**TASK INPUTS:**
════════════════

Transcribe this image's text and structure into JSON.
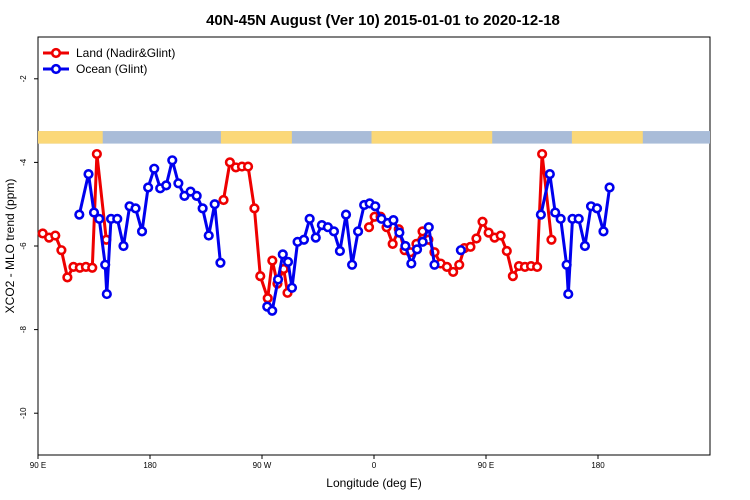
{
  "chart_data": {
    "type": "line",
    "title": "40N-45N August (Ver 10)   2015-01-01 to 2020-12-18",
    "xlabel": "Longitude (deg E)",
    "ylabel": "XCO2 - MLO trend (ppm)",
    "xlim": [
      0,
      540
    ],
    "ylim": [
      -11,
      -1
    ],
    "x_ticks": [
      {
        "value": 0,
        "label": "90 E"
      },
      {
        "value": 90,
        "label": "180"
      },
      {
        "value": 180,
        "label": "90 W"
      },
      {
        "value": 270,
        "label": "0"
      },
      {
        "value": 360,
        "label": "90 E"
      },
      {
        "value": 450,
        "label": "180"
      }
    ],
    "y_ticks": [
      {
        "value": -2,
        "label": "-2"
      },
      {
        "value": -4,
        "label": "-4"
      },
      {
        "value": -6,
        "label": "-6"
      },
      {
        "value": -8,
        "label": "-8"
      },
      {
        "value": -10,
        "label": "-10"
      }
    ],
    "legend_position": "top-left",
    "surface_strip": {
      "y_range": [
        -3.55,
        -3.25
      ],
      "land_color": "#fbd878",
      "ocean_color": "#a9bcd8",
      "land_segments": [
        [
          0,
          52
        ],
        [
          147,
          204
        ],
        [
          268,
          365
        ],
        [
          429,
          486
        ]
      ]
    },
    "series": [
      {
        "name": "Land (Nadir&Glint)",
        "color": "#ee0000",
        "points": [
          [
            3.8,
            -5.7
          ],
          [
            8.9,
            -5.8
          ],
          [
            13.9,
            -5.75
          ],
          [
            18.8,
            -6.1
          ],
          [
            23.6,
            -6.75
          ],
          [
            28.5,
            -6.5
          ],
          [
            33.6,
            -6.52
          ],
          [
            38.5,
            -6.5
          ],
          [
            43.6,
            -6.52
          ],
          [
            47.3,
            -3.8
          ],
          [
            54.9,
            -5.85
          ],
          [
            null,
            null
          ],
          [
            149.1,
            -4.9
          ],
          [
            154.2,
            -4.0
          ],
          [
            159.0,
            -4.12
          ],
          [
            163.9,
            -4.1
          ],
          [
            168.8,
            -4.1
          ],
          [
            173.9,
            -5.1
          ],
          [
            178.6,
            -6.72
          ],
          [
            184.6,
            -7.25
          ],
          [
            188.3,
            -6.35
          ],
          [
            192.4,
            -6.9
          ],
          [
            197.4,
            -6.55
          ],
          [
            200.5,
            -7.12
          ],
          [
            null,
            null
          ],
          [
            266.0,
            -5.55
          ],
          [
            270.5,
            -5.3
          ],
          [
            275.3,
            -5.3
          ],
          [
            280.1,
            -5.55
          ],
          [
            285.0,
            -5.95
          ],
          [
            289.9,
            -5.6
          ],
          [
            294.6,
            -6.1
          ],
          [
            299.3,
            -6.15
          ],
          [
            304.1,
            -5.95
          ],
          [
            309.0,
            -5.65
          ],
          [
            313.7,
            -5.85
          ],
          [
            318.6,
            -6.15
          ],
          [
            323.6,
            -6.42
          ],
          [
            328.6,
            -6.5
          ],
          [
            333.6,
            -6.62
          ],
          [
            338.5,
            -6.45
          ],
          [
            342.6,
            -6.05
          ],
          [
            347.5,
            -6.02
          ],
          [
            352.3,
            -5.82
          ],
          [
            357.2,
            -5.42
          ],
          [
            362.1,
            -5.68
          ],
          [
            366.9,
            -5.8
          ],
          [
            371.8,
            -5.75
          ],
          [
            376.7,
            -6.12
          ],
          [
            381.6,
            -6.72
          ],
          [
            386.5,
            -6.48
          ],
          [
            391.3,
            -6.5
          ],
          [
            396.2,
            -6.48
          ],
          [
            401.1,
            -6.5
          ],
          [
            405.1,
            -3.8
          ],
          [
            412.6,
            -5.85
          ]
        ]
      },
      {
        "name": "Ocean (Glint)",
        "color": "#0000ee",
        "points": [
          [
            33.2,
            -5.25
          ],
          [
            40.6,
            -4.28
          ],
          [
            45.0,
            -5.2
          ],
          [
            49.2,
            -5.35
          ],
          [
            54.0,
            -6.45
          ],
          [
            55.3,
            -7.15
          ],
          [
            58.7,
            -5.35
          ],
          [
            63.7,
            -5.35
          ],
          [
            68.7,
            -6.0
          ],
          [
            73.6,
            -5.05
          ],
          [
            78.4,
            -5.1
          ],
          [
            83.6,
            -5.65
          ],
          [
            88.5,
            -4.6
          ],
          [
            93.4,
            -4.15
          ],
          [
            98.2,
            -4.62
          ],
          [
            103.0,
            -4.55
          ],
          [
            107.9,
            -3.95
          ],
          [
            112.8,
            -4.5
          ],
          [
            117.7,
            -4.8
          ],
          [
            122.6,
            -4.7
          ],
          [
            127.5,
            -4.8
          ],
          [
            132.3,
            -5.1
          ],
          [
            137.2,
            -5.75
          ],
          [
            142.0,
            -5.0
          ],
          [
            146.6,
            -6.4
          ],
          [
            null,
            null
          ],
          [
            184.2,
            -7.45
          ],
          [
            188.2,
            -7.55
          ],
          [
            192.9,
            -6.8
          ],
          [
            196.7,
            -6.2
          ],
          [
            200.9,
            -6.38
          ],
          [
            204.1,
            -7.0
          ],
          [
            208.6,
            -5.9
          ],
          [
            213.7,
            -5.85
          ],
          [
            218.3,
            -5.35
          ],
          [
            223.2,
            -5.8
          ],
          [
            228.1,
            -5.5
          ],
          [
            232.9,
            -5.55
          ],
          [
            237.8,
            -5.65
          ],
          [
            242.6,
            -6.12
          ],
          [
            247.5,
            -5.25
          ],
          [
            252.4,
            -6.45
          ],
          [
            257.2,
            -5.65
          ],
          [
            262.1,
            -5.02
          ],
          [
            266.5,
            -4.98
          ],
          [
            271.0,
            -5.05
          ],
          [
            276.0,
            -5.35
          ],
          [
            281.0,
            -5.45
          ],
          [
            285.6,
            -5.38
          ],
          [
            290.4,
            -5.68
          ],
          [
            295.2,
            -6.0
          ],
          [
            300.0,
            -6.42
          ],
          [
            304.6,
            -6.08
          ],
          [
            309.1,
            -5.9
          ],
          [
            314.0,
            -5.55
          ],
          [
            318.6,
            -6.45
          ],
          [
            null,
            null
          ],
          [
            339.8,
            -6.1
          ],
          [
            null,
            null
          ],
          [
            404.1,
            -5.25
          ],
          [
            411.3,
            -4.28
          ],
          [
            415.6,
            -5.2
          ],
          [
            420.0,
            -5.35
          ],
          [
            424.8,
            -6.45
          ],
          [
            426.1,
            -7.15
          ],
          [
            429.5,
            -5.35
          ],
          [
            434.5,
            -5.35
          ],
          [
            439.5,
            -6.0
          ],
          [
            444.4,
            -5.05
          ],
          [
            449.2,
            -5.1
          ],
          [
            454.4,
            -5.65
          ],
          [
            459.3,
            -4.6
          ]
        ]
      }
    ]
  }
}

════════════════

Make a verbatim copy of all the entries and strip out the pictures.

Transcribe this image's text and structure into JSON.
{
  "chart_data": {
    "type": "line",
    "title": "40N-45N August (Ver 10)   2015-01-01 to 2020-12-18",
    "xlabel": "Longitude (deg E)",
    "ylabel": "XCO2 - MLO trend (ppm)",
    "xlim": [
      0,
      540
    ],
    "ylim": [
      -11,
      -1
    ],
    "x_ticks": [
      {
        "value": 0,
        "label": "90 E"
      },
      {
        "value": 90,
        "label": "180"
      },
      {
        "value": 180,
        "label": "90 W"
      },
      {
        "value": 270,
        "label": "0"
      },
      {
        "value": 360,
        "label": "90 E"
      },
      {
        "value": 450,
        "label": "180"
      }
    ],
    "y_ticks": [
      {
        "value": -2,
        "label": "-2"
      },
      {
        "value": -4,
        "label": "-4"
      },
      {
        "value": -6,
        "label": "-6"
      },
      {
        "value": -8,
        "label": "-8"
      },
      {
        "value": -10,
        "label": "-10"
      }
    ],
    "legend_position": "top-left",
    "surface_strip": {
      "y_range": [
        -3.55,
        -3.25
      ],
      "land_color": "#fbd878",
      "ocean_color": "#a9bcd8",
      "land_segments": [
        [
          0,
          52
        ],
        [
          147,
          204
        ],
        [
          268,
          365
        ],
        [
          429,
          486
        ]
      ]
    },
    "series": [
      {
        "name": "Land (Nadir&Glint)",
        "color": "#ee0000",
        "points": [
          [
            3.8,
            -5.7
          ],
          [
            8.9,
            -5.8
          ],
          [
            13.9,
            -5.75
          ],
          [
            18.8,
            -6.1
          ],
          [
            23.6,
            -6.75
          ],
          [
            28.5,
            -6.5
          ],
          [
            33.6,
            -6.52
          ],
          [
            38.5,
            -6.5
          ],
          [
            43.6,
            -6.52
          ],
          [
            47.3,
            -3.8
          ],
          [
            54.9,
            -5.85
          ],
          [
            null,
            null
          ],
          [
            149.1,
            -4.9
          ],
          [
            154.2,
            -4.0
          ],
          [
            159.0,
            -4.12
          ],
          [
            163.9,
            -4.1
          ],
          [
            168.8,
            -4.1
          ],
          [
            173.9,
            -5.1
          ],
          [
            178.6,
            -6.72
          ],
          [
            184.6,
            -7.25
          ],
          [
            188.3,
            -6.35
          ],
          [
            192.4,
            -6.9
          ],
          [
            197.4,
            -6.55
          ],
          [
            200.5,
            -7.12
          ],
          [
            null,
            null
          ],
          [
            266.0,
            -5.55
          ],
          [
            270.5,
            -5.3
          ],
          [
            275.3,
            -5.3
          ],
          [
            280.1,
            -5.55
          ],
          [
            285.0,
            -5.95
          ],
          [
            289.9,
            -5.6
          ],
          [
            294.6,
            -6.1
          ],
          [
            299.3,
            -6.15
          ],
          [
            304.1,
            -5.95
          ],
          [
            309.0,
            -5.65
          ],
          [
            313.7,
            -5.85
          ],
          [
            318.6,
            -6.15
          ],
          [
            323.6,
            -6.42
          ],
          [
            328.6,
            -6.5
          ],
          [
            333.6,
            -6.62
          ],
          [
            338.5,
            -6.45
          ],
          [
            342.6,
            -6.05
          ],
          [
            347.5,
            -6.02
          ],
          [
            352.3,
            -5.82
          ],
          [
            357.2,
            -5.42
          ],
          [
            362.1,
            -5.68
          ],
          [
            366.9,
            -5.8
          ],
          [
            371.8,
            -5.75
          ],
          [
            376.7,
            -6.12
          ],
          [
            381.6,
            -6.72
          ],
          [
            386.5,
            -6.48
          ],
          [
            391.3,
            -6.5
          ],
          [
            396.2,
            -6.48
          ],
          [
            401.1,
            -6.5
          ],
          [
            405.1,
            -3.8
          ],
          [
            412.6,
            -5.85
          ]
        ]
      },
      {
        "name": "Ocean (Glint)",
        "color": "#0000ee",
        "points": [
          [
            33.2,
            -5.25
          ],
          [
            40.6,
            -4.28
          ],
          [
            45.0,
            -5.2
          ],
          [
            49.2,
            -5.35
          ],
          [
            54.0,
            -6.45
          ],
          [
            55.3,
            -7.15
          ],
          [
            58.7,
            -5.35
          ],
          [
            63.7,
            -5.35
          ],
          [
            68.7,
            -6.0
          ],
          [
            73.6,
            -5.05
          ],
          [
            78.4,
            -5.1
          ],
          [
            83.6,
            -5.65
          ],
          [
            88.5,
            -4.6
          ],
          [
            93.4,
            -4.15
          ],
          [
            98.2,
            -4.62
          ],
          [
            103.0,
            -4.55
          ],
          [
            107.9,
            -3.95
          ],
          [
            112.8,
            -4.5
          ],
          [
            117.7,
            -4.8
          ],
          [
            122.6,
            -4.7
          ],
          [
            127.5,
            -4.8
          ],
          [
            132.3,
            -5.1
          ],
          [
            137.2,
            -5.75
          ],
          [
            142.0,
            -5.0
          ],
          [
            146.6,
            -6.4
          ],
          [
            null,
            null
          ],
          [
            184.2,
            -7.45
          ],
          [
            188.2,
            -7.55
          ],
          [
            192.9,
            -6.8
          ],
          [
            196.7,
            -6.2
          ],
          [
            200.9,
            -6.38
          ],
          [
            204.1,
            -7.0
          ],
          [
            208.6,
            -5.9
          ],
          [
            213.7,
            -5.85
          ],
          [
            218.3,
            -5.35
          ],
          [
            223.2,
            -5.8
          ],
          [
            228.1,
            -5.5
          ],
          [
            232.9,
            -5.55
          ],
          [
            237.8,
            -5.65
          ],
          [
            242.6,
            -6.12
          ],
          [
            247.5,
            -5.25
          ],
          [
            252.4,
            -6.45
          ],
          [
            257.2,
            -5.65
          ],
          [
            262.1,
            -5.02
          ],
          [
            266.5,
            -4.98
          ],
          [
            271.0,
            -5.05
          ],
          [
            276.0,
            -5.35
          ],
          [
            281.0,
            -5.45
          ],
          [
            285.6,
            -5.38
          ],
          [
            290.4,
            -5.68
          ],
          [
            295.2,
            -6.0
          ],
          [
            300.0,
            -6.42
          ],
          [
            304.6,
            -6.08
          ],
          [
            309.1,
            -5.9
          ],
          [
            314.0,
            -5.55
          ],
          [
            318.6,
            -6.45
          ],
          [
            null,
            null
          ],
          [
            339.8,
            -6.1
          ],
          [
            null,
            null
          ],
          [
            404.1,
            -5.25
          ],
          [
            411.3,
            -4.28
          ],
          [
            415.6,
            -5.2
          ],
          [
            420.0,
            -5.35
          ],
          [
            424.8,
            -6.45
          ],
          [
            426.1,
            -7.15
          ],
          [
            429.5,
            -5.35
          ],
          [
            434.5,
            -5.35
          ],
          [
            439.5,
            -6.0
          ],
          [
            444.4,
            -5.05
          ],
          [
            449.2,
            -5.1
          ],
          [
            454.4,
            -5.65
          ],
          [
            459.3,
            -4.6
          ]
        ]
      }
    ]
  }
}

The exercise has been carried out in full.